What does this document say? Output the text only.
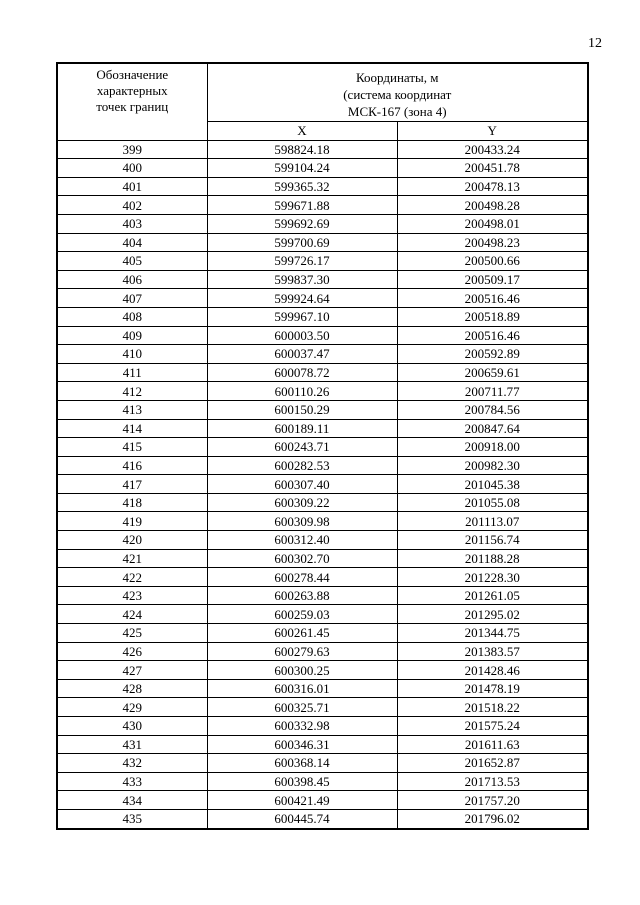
12
Обозначение
характерных
точек границ	Координаты, м
(система координат
МСК-167 (зона 4)	

	X	Y
399	598824.18	200433.24
400	599104.24	200451.78
401	599365.32	200478.13
402	599671.88	200498.28
403	599692.69	200498.01
404	599700.69	200498.23
405	599726.17	200500.66
406	599837.30	200509.17
407	599924.64	200516.46
408	599967.10	200518.89
409	600003.50	200516.46
410	600037.47	200592.89
411	600078.72	200659.61
412	600110.26	200711.77
413	600150.29	200784.56
414	600189.11	200847.64
415	600243.71	200918.00
416	600282.53	200982.30
417	600307.40	201045.38
418	600309.22	201055.08
419	600309.98	201113.07
420	600312.40	201156.74
421	600302.70	201188.28
422	600278.44	201228.30
423	600263.88	201261.05
424	600259.03	201295.02
425	600261.45	201344.75
426	600279.63	201383.57
427	600300.25	201428.46
428	600316.01	201478.19
429	600325.71	201518.22
430	600332.98	201575.24
431	600346.31	201611.63
432	600368.14	201652.87
433	600398.45	201713.53
434	600421.49	201757.20
435	600445.74	201796.02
------------------------------------
# [What is expected]
Leave the pictures out and write out every entry exactly as given.

# [The solution]
What does this document say? Output the text only.
12
Обозначение
характерных
точек границ	Координаты, м
(система координат
МСК-167 (зона 4)	

	X	Y
399	598824.18	200433.24
400	599104.24	200451.78
401	599365.32	200478.13
402	599671.88	200498.28
403	599692.69	200498.01
404	599700.69	200498.23
405	599726.17	200500.66
406	599837.30	200509.17
407	599924.64	200516.46
408	599967.10	200518.89
409	600003.50	200516.46
410	600037.47	200592.89
411	600078.72	200659.61
412	600110.26	200711.77
413	600150.29	200784.56
414	600189.11	200847.64
415	600243.71	200918.00
416	600282.53	200982.30
417	600307.40	201045.38
418	600309.22	201055.08
419	600309.98	201113.07
420	600312.40	201156.74
421	600302.70	201188.28
422	600278.44	201228.30
423	600263.88	201261.05
424	600259.03	201295.02
425	600261.45	201344.75
426	600279.63	201383.57
427	600300.25	201428.46
428	600316.01	201478.19
429	600325.71	201518.22
430	600332.98	201575.24
431	600346.31	201611.63
432	600368.14	201652.87
433	600398.45	201713.53
434	600421.49	201757.20
435	600445.74	201796.02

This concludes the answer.